(What to work on) Each entry in the listing below should be restated word for word.

(Material provided)

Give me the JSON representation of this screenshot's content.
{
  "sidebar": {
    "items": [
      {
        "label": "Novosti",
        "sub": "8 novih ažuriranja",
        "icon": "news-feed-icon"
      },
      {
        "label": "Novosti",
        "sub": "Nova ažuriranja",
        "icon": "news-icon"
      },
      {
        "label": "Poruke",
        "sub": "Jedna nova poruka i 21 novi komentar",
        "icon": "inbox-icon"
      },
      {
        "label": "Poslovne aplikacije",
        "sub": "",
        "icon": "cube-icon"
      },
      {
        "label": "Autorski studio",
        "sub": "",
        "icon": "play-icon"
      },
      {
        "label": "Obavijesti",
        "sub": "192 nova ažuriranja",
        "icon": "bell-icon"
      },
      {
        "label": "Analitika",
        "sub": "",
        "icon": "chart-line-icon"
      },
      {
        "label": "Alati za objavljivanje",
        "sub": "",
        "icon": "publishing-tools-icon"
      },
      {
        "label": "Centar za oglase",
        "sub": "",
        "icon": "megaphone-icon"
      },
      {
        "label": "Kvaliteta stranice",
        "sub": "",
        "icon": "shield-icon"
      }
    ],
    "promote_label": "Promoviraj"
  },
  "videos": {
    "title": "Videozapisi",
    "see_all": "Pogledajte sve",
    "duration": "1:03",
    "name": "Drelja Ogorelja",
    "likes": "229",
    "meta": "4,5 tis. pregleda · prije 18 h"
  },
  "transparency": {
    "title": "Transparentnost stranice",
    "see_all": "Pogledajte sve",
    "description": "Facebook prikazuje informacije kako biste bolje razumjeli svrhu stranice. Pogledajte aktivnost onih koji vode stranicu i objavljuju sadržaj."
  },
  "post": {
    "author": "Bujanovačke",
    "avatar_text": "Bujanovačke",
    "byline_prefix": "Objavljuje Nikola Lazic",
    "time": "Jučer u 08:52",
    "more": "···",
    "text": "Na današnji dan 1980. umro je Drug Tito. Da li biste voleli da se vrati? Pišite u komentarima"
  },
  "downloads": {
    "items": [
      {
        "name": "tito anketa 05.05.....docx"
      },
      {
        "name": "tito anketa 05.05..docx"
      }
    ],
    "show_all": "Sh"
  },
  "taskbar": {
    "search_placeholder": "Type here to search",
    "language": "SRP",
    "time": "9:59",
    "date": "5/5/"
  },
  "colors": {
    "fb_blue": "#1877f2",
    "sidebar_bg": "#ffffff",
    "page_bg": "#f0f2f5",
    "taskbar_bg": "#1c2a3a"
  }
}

(Task response)
Give me the JSON representation of this screenshot's content.
{
  "sidebar": {
    "items": [
      {
        "label": "Novosti",
        "sub": "8 novih ažuriranja",
        "icon": "news-feed-icon"
      },
      {
        "label": "Novosti",
        "sub": "Nova ažuriranja",
        "icon": "news-icon"
      },
      {
        "label": "Poruke",
        "sub": "Jedna nova poruka i 21 novi komentar",
        "icon": "inbox-icon"
      },
      {
        "label": "Poslovne aplikacije",
        "sub": "",
        "icon": "cube-icon"
      },
      {
        "label": "Autorski studio",
        "sub": "",
        "icon": "play-icon"
      },
      {
        "label": "Obavijesti",
        "sub": "192 nova ažuriranja",
        "icon": "bell-icon"
      },
      {
        "label": "Analitika",
        "sub": "",
        "icon": "chart-line-icon"
      },
      {
        "label": "Alati za objavljivanje",
        "sub": "",
        "icon": "publishing-tools-icon"
      },
      {
        "label": "Centar za oglase",
        "sub": "",
        "icon": "megaphone-icon"
      },
      {
        "label": "Kvaliteta stranice",
        "sub": "",
        "icon": "shield-icon"
      }
    ],
    "promote_label": "Promoviraj"
  },
  "videos": {
    "title": "Videozapisi",
    "see_all": "Pogledajte sve",
    "duration": "1:03",
    "name": "Drelja Ogorelja",
    "likes": "229",
    "meta": "4,5 tis. pregleda · prije 18 h"
  },
  "transparency": {
    "title": "Transparentnost stranice",
    "see_all": "Pogledajte sve",
    "description": "Facebook prikazuje informacije kako biste bolje razumjeli svrhu stranice. Pogledajte aktivnost onih koji vode stranicu i objavljuju sadržaj."
  },
  "post": {
    "author": "Bujanovačke",
    "avatar_text": "Bujanovačke",
    "byline_prefix": "Objavljuje Nikola Lazic",
    "time": "Jučer u 08:52",
    "more": "···",
    "text": "Na današnji dan 1980. umro je Drug Tito. Da li biste voleli da se vrati? Pišite u komentarima"
  },
  "downloads": {
    "items": [
      {
        "name": "tito anketa 05.05.....docx"
      },
      {
        "name": "tito anketa 05.05..docx"
      }
    ],
    "show_all": "Sh"
  },
  "taskbar": {
    "search_placeholder": "Type here to search",
    "language": "SRP",
    "time": "9:59",
    "date": "5/5/"
  },
  "colors": {
    "fb_blue": "#1877f2",
    "sidebar_bg": "#ffffff",
    "page_bg": "#f0f2f5",
    "taskbar_bg": "#1c2a3a"
  }
}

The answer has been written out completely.